● Prompt
Quote the whole listing word for word, please.
§ §
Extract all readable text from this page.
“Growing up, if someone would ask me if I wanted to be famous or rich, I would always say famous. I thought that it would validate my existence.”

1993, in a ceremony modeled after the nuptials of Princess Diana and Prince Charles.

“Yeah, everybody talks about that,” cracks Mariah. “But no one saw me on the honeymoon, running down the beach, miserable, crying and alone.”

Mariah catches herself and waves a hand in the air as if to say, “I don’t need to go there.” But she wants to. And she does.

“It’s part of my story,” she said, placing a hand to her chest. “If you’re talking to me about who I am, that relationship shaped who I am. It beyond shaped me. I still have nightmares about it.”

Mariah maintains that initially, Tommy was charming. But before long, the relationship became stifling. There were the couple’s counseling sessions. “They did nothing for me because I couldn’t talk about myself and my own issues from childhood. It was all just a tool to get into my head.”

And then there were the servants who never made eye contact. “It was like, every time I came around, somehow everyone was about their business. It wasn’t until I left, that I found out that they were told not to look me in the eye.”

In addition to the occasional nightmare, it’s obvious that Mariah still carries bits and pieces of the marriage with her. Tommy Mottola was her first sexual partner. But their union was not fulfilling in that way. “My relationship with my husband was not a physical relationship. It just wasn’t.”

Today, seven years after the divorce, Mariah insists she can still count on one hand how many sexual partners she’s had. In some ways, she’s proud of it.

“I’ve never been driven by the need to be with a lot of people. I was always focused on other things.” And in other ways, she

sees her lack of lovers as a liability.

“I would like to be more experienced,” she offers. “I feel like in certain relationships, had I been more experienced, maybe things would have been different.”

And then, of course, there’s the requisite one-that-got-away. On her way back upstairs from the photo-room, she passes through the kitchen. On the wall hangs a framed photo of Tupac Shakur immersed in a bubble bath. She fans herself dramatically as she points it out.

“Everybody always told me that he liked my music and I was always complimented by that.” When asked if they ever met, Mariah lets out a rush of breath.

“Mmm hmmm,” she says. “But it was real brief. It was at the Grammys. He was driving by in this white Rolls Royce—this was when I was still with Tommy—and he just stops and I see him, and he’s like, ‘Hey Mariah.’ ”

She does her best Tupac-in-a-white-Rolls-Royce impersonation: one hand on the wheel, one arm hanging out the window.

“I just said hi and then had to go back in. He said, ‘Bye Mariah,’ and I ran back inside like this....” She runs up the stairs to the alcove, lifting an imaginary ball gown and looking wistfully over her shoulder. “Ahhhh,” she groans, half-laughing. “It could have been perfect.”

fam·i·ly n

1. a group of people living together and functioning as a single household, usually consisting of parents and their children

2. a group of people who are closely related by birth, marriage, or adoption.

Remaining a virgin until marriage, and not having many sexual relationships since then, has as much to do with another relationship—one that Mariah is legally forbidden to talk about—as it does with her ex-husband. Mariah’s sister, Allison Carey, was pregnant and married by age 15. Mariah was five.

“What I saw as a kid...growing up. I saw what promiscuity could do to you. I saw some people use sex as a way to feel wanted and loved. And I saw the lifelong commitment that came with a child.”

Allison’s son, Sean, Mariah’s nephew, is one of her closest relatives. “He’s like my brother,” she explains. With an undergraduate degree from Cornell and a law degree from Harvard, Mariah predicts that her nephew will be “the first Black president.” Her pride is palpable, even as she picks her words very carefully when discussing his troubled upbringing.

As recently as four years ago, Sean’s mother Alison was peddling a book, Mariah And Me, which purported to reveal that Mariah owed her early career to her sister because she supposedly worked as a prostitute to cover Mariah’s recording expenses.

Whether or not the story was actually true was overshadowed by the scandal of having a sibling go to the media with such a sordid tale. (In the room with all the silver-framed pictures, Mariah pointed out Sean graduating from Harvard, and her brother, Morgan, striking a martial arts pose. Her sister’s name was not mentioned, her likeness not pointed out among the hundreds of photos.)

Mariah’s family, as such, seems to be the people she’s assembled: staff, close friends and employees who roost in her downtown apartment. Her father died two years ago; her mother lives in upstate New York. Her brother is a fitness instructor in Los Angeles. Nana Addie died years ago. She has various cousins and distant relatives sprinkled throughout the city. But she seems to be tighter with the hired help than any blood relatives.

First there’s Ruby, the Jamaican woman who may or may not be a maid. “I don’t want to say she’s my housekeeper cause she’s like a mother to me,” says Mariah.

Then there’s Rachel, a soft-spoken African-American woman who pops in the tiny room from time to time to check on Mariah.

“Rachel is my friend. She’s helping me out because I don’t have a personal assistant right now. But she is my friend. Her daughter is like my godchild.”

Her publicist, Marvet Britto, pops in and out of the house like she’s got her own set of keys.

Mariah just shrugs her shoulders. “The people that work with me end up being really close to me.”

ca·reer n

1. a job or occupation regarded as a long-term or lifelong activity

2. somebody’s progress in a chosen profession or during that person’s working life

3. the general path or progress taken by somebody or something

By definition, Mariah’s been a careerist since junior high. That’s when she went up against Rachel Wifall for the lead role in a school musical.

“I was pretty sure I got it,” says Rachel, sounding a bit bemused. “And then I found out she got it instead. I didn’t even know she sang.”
§ §
● Answer below
Extract all readable text from this page.
“Growing up, if someone would ask me if I wanted to be famous or rich, I would always say famous. I thought that it would validate my existence.”

1993, in a ceremony modeled after the nuptials of Princess Diana and Prince Charles.

“Yeah, everybody talks about that,” cracks Mariah. “But no one saw me on the honeymoon, running down the beach, miserable, crying and alone.”

Mariah catches herself and waves a hand in the air as if to say, “I don’t need to go there.” But she wants to. And she does.

“It’s part of my story,” she said, placing a hand to her chest. “If you’re talking to me about who I am, that relationship shaped who I am. It beyond shaped me. I still have nightmares about it.”

Mariah maintains that initially, Tommy was charming. But before long, the relationship became stifling. There were the couple’s counseling sessions. “They did nothing for me because I couldn’t talk about myself and my own issues from childhood. It was all just a tool to get into my head.”

And then there were the servants who never made eye contact. “It was like, every time I came around, somehow everyone was about their business. It wasn’t until I left, that I found out that they were told not to look me in the eye.”

In addition to the occasional nightmare, it’s obvious that Mariah still carries bits and pieces of the marriage with her. Tommy Mottola was her first sexual partner. But their union was not fulfilling in that way. “My relationship with my husband was not a physical relationship. It just wasn’t.”

Today, seven years after the divorce, Mariah insists she can still count on one hand how many sexual partners she’s had. In some ways, she’s proud of it.

“I’ve never been driven by the need to be with a lot of people. I was always focused on other things.” And in other ways, she

sees her lack of lovers as a liability.

“I would like to be more experienced,” she offers. “I feel like in certain relationships, had I been more experienced, maybe things would have been different.”

And then, of course, there’s the requisite one-that-got-away. On her way back upstairs from the photo-room, she passes through the kitchen. On the wall hangs a framed photo of Tupac Shakur immersed in a bubble bath. She fans herself dramatically as she points it out.

“Everybody always told me that he liked my music and I was always complimented by that.” When asked if they ever met, Mariah lets out a rush of breath.

“Mmm hmmm,” she says. “But it was real brief. It was at the Grammys. He was driving by in this white Rolls Royce—this was when I was still with Tommy—and he just stops and I see him, and he’s like, ‘Hey Mariah.’ ”

She does her best Tupac-in-a-white-Rolls-Royce impersonation: one hand on the wheel, one arm hanging out the window.

“I just said hi and then had to go back in. He said, ‘Bye Mariah,’ and I ran back inside like this....” She runs up the stairs to the alcove, lifting an imaginary ball gown and looking wistfully over her shoulder. “Ahhhh,” she groans, half-laughing. “It could have been perfect.”

fam·i·ly n

1. a group of people living together and functioning as a single household, usually consisting of parents and their children

2. a group of people who are closely related by birth, marriage, or adoption.

Remaining a virgin until marriage, and not having many sexual relationships since then, has as much to do with another relationship—one that Mariah is legally forbidden to talk about—as it does with her ex-husband. Mariah’s sister, Allison Carey, was pregnant and married by age 15. Mariah was five.

“What I saw as a kid...growing up. I saw what promiscuity could do to you. I saw some people use sex as a way to feel wanted and loved. And I saw the lifelong commitment that came with a child.”

Allison’s son, Sean, Mariah’s nephew, is one of her closest relatives. “He’s like my brother,” she explains. With an undergraduate degree from Cornell and a law degree from Harvard, Mariah predicts that her nephew will be “the first Black president.” Her pride is palpable, even as she picks her words very carefully when discussing his troubled upbringing.

As recently as four years ago, Sean’s mother Alison was peddling a book, Mariah And Me, which purported to reveal that Mariah owed her early career to her sister because she supposedly worked as a prostitute to cover Mariah’s recording expenses.

Whether or not the story was actually true was overshadowed by the scandal of having a sibling go to the media with such a sordid tale. (In the room with all the silver-framed pictures, Mariah pointed out Sean graduating from Harvard, and her brother, Morgan, striking a martial arts pose. Her sister’s name was not mentioned, her likeness not pointed out among the hundreds of photos.)

Mariah’s family, as such, seems to be the people she’s assembled: staff, close friends and employees who roost in her downtown apartment. Her father died two years ago; her mother lives in upstate New York. Her brother is a fitness instructor in Los Angeles. Nana Addie died years ago. She has various cousins and distant relatives sprinkled throughout the city. But she seems to be tighter with the hired help than any blood relatives.

First there’s Ruby, the Jamaican woman who may or may not be a maid. “I don’t want to say she’s my housekeeper cause she’s like a mother to me,” says Mariah.

Then there’s Rachel, a soft-spoken African-American woman who pops in the tiny room from time to time to check on Mariah.

“Rachel is my friend. She’s helping me out because I don’t have a personal assistant right now. But she is my friend. Her daughter is like my godchild.”

Her publicist, Marvet Britto, pops in and out of the house like she’s got her own set of keys.

Mariah just shrugs her shoulders. “The people that work with me end up being really close to me.”

ca·reer n

1. a job or occupation regarded as a long-term or lifelong activity

2. somebody’s progress in a chosen profession or during that person’s working life

3. the general path or progress taken by somebody or something

By definition, Mariah’s been a careerist since junior high. That’s when she went up against Rachel Wifall for the lead role in a school musical.

“I was pretty sure I got it,” says Rachel, sounding a bit bemused. “And then I found out she got it instead. I didn’t even know she sang.”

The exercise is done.